## WORKING DATA
★ ★ ★ ★ ★ ★ ★

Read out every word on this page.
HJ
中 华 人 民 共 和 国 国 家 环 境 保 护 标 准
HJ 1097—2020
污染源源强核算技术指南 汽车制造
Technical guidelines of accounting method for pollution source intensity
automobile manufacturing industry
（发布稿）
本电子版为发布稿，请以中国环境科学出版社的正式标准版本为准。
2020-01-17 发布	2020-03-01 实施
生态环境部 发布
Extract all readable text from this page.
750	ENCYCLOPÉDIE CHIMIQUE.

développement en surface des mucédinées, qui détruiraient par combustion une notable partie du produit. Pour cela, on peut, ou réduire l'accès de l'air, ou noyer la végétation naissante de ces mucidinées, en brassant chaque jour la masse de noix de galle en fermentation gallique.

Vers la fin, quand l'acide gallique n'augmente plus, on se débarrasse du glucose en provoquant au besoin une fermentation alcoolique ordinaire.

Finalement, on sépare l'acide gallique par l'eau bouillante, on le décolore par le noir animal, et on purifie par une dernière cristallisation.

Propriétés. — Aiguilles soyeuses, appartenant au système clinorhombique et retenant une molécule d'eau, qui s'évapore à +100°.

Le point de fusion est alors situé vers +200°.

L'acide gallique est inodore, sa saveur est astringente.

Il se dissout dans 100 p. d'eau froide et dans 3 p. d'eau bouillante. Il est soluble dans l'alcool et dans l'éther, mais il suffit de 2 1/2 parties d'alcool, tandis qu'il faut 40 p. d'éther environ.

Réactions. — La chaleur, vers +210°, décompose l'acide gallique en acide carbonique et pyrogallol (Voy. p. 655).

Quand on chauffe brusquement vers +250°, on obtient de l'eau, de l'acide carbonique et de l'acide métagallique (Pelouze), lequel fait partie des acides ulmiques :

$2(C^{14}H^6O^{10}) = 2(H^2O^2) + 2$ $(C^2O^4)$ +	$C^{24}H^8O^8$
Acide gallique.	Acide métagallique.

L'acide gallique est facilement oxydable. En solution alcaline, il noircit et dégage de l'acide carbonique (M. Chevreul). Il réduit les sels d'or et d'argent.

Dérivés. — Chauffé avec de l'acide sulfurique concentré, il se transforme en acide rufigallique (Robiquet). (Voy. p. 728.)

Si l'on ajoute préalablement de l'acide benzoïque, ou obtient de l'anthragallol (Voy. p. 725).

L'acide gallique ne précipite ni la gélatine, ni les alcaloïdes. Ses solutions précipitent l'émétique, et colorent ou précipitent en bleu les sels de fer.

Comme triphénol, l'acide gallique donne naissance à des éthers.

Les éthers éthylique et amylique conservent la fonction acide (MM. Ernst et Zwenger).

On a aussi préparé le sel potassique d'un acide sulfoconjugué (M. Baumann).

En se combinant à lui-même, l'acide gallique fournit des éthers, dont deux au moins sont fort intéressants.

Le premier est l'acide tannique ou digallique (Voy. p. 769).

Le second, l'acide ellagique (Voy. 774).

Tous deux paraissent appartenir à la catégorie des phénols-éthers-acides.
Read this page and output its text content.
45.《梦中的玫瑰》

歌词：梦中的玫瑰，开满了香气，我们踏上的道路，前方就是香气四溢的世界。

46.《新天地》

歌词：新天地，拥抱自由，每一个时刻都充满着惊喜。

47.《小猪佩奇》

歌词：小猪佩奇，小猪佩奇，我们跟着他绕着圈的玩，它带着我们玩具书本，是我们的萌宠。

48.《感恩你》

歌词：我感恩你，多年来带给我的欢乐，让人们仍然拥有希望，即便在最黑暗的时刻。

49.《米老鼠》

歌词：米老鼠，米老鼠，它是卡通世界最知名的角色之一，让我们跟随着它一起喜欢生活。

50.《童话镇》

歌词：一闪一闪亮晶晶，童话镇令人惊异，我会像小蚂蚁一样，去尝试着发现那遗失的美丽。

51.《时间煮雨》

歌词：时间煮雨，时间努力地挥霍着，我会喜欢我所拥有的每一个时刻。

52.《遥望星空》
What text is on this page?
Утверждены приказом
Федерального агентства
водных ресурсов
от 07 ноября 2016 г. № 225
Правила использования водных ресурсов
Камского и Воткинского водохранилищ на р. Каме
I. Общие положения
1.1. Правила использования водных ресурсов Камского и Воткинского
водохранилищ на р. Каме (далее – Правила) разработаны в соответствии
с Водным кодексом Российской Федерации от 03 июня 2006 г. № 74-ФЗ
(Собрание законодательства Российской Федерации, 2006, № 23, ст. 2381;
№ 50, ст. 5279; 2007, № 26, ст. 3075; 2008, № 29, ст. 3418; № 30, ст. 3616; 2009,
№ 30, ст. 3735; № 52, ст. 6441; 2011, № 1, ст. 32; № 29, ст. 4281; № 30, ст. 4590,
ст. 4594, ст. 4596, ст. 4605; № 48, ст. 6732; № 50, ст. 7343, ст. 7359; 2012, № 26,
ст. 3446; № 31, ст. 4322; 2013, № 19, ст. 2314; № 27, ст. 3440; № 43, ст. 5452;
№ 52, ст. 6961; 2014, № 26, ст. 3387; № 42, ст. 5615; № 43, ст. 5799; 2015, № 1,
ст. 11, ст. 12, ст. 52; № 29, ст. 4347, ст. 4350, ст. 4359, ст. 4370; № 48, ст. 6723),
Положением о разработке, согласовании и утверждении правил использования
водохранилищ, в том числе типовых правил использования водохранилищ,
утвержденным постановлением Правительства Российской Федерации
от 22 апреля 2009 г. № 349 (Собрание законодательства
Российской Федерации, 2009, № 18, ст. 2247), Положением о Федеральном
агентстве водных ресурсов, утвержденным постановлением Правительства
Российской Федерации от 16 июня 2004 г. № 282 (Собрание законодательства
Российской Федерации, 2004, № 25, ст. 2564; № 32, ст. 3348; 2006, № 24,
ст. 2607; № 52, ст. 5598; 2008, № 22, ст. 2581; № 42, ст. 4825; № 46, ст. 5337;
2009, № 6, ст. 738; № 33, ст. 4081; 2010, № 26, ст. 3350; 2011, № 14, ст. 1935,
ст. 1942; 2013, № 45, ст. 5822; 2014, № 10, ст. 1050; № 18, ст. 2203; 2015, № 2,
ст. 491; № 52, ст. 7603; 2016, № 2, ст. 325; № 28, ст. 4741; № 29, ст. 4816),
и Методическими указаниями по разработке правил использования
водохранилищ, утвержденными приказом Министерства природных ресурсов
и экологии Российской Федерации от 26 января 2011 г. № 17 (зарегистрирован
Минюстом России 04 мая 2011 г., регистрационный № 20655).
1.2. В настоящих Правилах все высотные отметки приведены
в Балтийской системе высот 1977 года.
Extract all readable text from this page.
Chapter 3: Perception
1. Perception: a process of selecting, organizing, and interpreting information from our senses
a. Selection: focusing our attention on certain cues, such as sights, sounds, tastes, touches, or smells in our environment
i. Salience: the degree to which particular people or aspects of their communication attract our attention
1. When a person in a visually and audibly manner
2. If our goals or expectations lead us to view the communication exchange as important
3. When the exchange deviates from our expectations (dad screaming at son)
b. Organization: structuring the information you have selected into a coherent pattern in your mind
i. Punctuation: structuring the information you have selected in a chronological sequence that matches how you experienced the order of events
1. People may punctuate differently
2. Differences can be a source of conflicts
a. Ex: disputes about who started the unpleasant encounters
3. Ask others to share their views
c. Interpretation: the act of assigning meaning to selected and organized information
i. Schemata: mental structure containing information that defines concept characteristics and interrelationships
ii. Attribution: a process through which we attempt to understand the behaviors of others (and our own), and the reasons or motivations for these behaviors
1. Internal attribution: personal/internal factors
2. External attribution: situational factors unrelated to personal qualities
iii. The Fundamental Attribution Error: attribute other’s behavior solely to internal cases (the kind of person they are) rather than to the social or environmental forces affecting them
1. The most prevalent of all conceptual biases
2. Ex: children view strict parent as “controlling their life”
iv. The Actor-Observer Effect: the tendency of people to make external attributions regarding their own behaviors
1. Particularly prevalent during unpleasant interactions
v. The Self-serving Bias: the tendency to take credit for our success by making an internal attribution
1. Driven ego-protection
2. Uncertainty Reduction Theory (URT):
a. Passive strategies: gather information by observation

★ ★ ★ ★ ★ ★ ★

## TO DO
Report only how many lines in the entries contain "factors".

## PROBLEM SOLUTION
2